Stated goal
Print the listing below exactly.

START

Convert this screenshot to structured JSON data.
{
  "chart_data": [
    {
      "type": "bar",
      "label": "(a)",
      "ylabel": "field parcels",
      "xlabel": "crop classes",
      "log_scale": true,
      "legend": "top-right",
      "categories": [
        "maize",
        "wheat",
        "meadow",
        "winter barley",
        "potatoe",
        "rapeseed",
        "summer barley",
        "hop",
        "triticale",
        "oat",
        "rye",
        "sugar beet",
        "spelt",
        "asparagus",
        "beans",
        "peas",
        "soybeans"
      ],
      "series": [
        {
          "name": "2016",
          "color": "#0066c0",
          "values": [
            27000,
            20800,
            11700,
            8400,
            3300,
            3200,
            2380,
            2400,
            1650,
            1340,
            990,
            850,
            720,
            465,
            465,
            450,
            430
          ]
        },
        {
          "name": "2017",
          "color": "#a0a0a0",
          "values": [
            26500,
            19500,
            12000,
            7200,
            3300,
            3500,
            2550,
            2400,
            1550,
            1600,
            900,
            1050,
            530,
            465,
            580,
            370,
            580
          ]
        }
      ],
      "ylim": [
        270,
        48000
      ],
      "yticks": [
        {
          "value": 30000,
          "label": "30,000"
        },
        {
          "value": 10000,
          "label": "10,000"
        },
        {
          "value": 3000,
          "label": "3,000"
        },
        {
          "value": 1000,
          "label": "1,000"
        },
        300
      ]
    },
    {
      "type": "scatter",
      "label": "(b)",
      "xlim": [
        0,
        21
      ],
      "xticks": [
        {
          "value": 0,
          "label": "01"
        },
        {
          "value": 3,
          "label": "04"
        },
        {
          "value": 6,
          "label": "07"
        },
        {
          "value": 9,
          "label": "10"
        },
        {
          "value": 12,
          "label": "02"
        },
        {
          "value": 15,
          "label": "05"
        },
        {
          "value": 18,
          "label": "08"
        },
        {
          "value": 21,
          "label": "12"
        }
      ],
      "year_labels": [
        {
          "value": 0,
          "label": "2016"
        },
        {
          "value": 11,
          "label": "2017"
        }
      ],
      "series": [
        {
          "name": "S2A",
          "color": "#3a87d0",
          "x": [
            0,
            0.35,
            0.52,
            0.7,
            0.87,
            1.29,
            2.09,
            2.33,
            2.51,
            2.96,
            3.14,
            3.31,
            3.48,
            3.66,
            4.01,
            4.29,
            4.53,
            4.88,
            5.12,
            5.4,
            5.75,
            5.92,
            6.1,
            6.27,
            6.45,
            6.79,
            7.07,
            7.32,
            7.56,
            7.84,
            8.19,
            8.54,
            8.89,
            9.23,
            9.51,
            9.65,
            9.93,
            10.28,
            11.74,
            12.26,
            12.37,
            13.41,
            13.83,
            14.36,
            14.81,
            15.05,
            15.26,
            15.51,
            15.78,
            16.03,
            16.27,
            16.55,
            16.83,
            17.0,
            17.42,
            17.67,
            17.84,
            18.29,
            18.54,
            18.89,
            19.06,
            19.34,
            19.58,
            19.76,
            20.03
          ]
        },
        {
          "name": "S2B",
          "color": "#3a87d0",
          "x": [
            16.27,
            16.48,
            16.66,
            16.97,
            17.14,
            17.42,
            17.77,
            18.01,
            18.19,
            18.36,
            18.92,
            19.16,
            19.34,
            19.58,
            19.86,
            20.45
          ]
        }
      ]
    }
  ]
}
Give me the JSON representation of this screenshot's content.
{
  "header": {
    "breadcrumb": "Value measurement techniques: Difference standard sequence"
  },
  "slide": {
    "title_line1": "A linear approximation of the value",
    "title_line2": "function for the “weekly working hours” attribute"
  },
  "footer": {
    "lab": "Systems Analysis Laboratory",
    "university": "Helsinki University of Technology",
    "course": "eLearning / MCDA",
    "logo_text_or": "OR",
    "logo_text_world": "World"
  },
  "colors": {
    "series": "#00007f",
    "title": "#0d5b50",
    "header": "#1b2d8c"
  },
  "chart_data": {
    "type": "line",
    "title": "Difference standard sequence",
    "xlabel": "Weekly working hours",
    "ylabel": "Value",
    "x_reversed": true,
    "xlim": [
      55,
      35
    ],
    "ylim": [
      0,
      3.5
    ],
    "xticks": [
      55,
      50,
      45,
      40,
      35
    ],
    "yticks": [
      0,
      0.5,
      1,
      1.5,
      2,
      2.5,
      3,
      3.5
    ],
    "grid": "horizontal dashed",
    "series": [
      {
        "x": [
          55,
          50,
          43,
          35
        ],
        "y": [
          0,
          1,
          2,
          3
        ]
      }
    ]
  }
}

END

Task solution
Convert this screenshot to structured JSON data.
{
  "chart_data": [
    {
      "type": "bar",
      "label": "(a)",
      "ylabel": "field parcels",
      "xlabel": "crop classes",
      "log_scale": true,
      "legend": "top-right",
      "categories": [
        "maize",
        "wheat",
        "meadow",
        "winter barley",
        "potatoe",
        "rapeseed",
        "summer barley",
        "hop",
        "triticale",
        "oat",
        "rye",
        "sugar beet",
        "spelt",
        "asparagus",
        "beans",
        "peas",
        "soybeans"
      ],
      "series": [
        {
          "name": "2016",
          "color": "#0066c0",
          "values": [
            27000,
            20800,
            11700,
            8400,
            3300,
            3200,
            2380,
            2400,
            1650,
            1340,
            990,
            850,
            720,
            465,
            465,
            450,
            430
          ]
        },
        {
          "name": "2017",
          "color": "#a0a0a0",
          "values": [
            26500,
            19500,
            12000,
            7200,
            3300,
            3500,
            2550,
            2400,
            1550,
            1600,
            900,
            1050,
            530,
            465,
            580,
            370,
            580
          ]
        }
      ],
      "ylim": [
        270,
        48000
      ],
      "yticks": [
        {
          "value": 30000,
          "label": "30,000"
        },
        {
          "value": 10000,
          "label": "10,000"
        },
        {
          "value": 3000,
          "label": "3,000"
        },
        {
          "value": 1000,
          "label": "1,000"
        },
        300
      ]
    },
    {
      "type": "scatter",
      "label": "(b)",
      "xlim": [
        0,
        21
      ],
      "xticks": [
        {
          "value": 0,
          "label": "01"
        },
        {
          "value": 3,
          "label": "04"
        },
        {
          "value": 6,
          "label": "07"
        },
        {
          "value": 9,
          "label": "10"
        },
        {
          "value": 12,
          "label": "02"
        },
        {
          "value": 15,
          "label": "05"
        },
        {
          "value": 18,
          "label": "08"
        },
        {
          "value": 21,
          "label": "12"
        }
      ],
      "year_labels": [
        {
          "value": 0,
          "label": "2016"
        },
        {
          "value": 11,
          "label": "2017"
        }
      ],
      "series": [
        {
          "name": "S2A",
          "color": "#3a87d0",
          "x": [
            0,
            0.35,
            0.52,
            0.7,
            0.87,
            1.29,
            2.09,
            2.33,
            2.51,
            2.96,
            3.14,
            3.31,
            3.48,
            3.66,
            4.01,
            4.29,
            4.53,
            4.88,
            5.12,
            5.4,
            5.75,
            5.92,
            6.1,
            6.27,
            6.45,
            6.79,
            7.07,
            7.32,
            7.56,
            7.84,
            8.19,
            8.54,
            8.89,
            9.23,
            9.51,
            9.65,
            9.93,
            10.28,
            11.74,
            12.26,
            12.37,
            13.41,
            13.83,
            14.36,
            14.81,
            15.05,
            15.26,
            15.51,
            15.78,
            16.03,
            16.27,
            16.55,
            16.83,
            17.0,
            17.42,
            17.67,
            17.84,
            18.29,
            18.54,
            18.89,
            19.06,
            19.34,
            19.58,
            19.76,
            20.03
          ]
        },
        {
          "name": "S2B",
          "color": "#3a87d0",
          "x": [
            16.27,
            16.48,
            16.66,
            16.97,
            17.14,
            17.42,
            17.77,
            18.01,
            18.19,
            18.36,
            18.92,
            19.16,
            19.34,
            19.58,
            19.86,
            20.45
          ]
        }
      ]
    }
  ]
}
Give me the JSON representation of this screenshot's content.
{
  "header": {
    "breadcrumb": "Value measurement techniques: Difference standard sequence"
  },
  "slide": {
    "title_line1": "A linear approximation of the value",
    "title_line2": "function for the “weekly working hours” attribute"
  },
  "footer": {
    "lab": "Systems Analysis Laboratory",
    "university": "Helsinki University of Technology",
    "course": "eLearning / MCDA",
    "logo_text_or": "OR",
    "logo_text_world": "World"
  },
  "colors": {
    "series": "#00007f",
    "title": "#0d5b50",
    "header": "#1b2d8c"
  },
  "chart_data": {
    "type": "line",
    "title": "Difference standard sequence",
    "xlabel": "Weekly working hours",
    "ylabel": "Value",
    "x_reversed": true,
    "xlim": [
      55,
      35
    ],
    "ylim": [
      0,
      3.5
    ],
    "xticks": [
      55,
      50,
      45,
      40,
      35
    ],
    "yticks": [
      0,
      0.5,
      1,
      1.5,
      2,
      2.5,
      3,
      3.5
    ],
    "grid": "horizontal dashed",
    "series": [
      {
        "x": [
          55,
          50,
          43,
          35
        ],
        "y": [
          0,
          1,
          2,
          3
        ]
      }
    ]
  }
}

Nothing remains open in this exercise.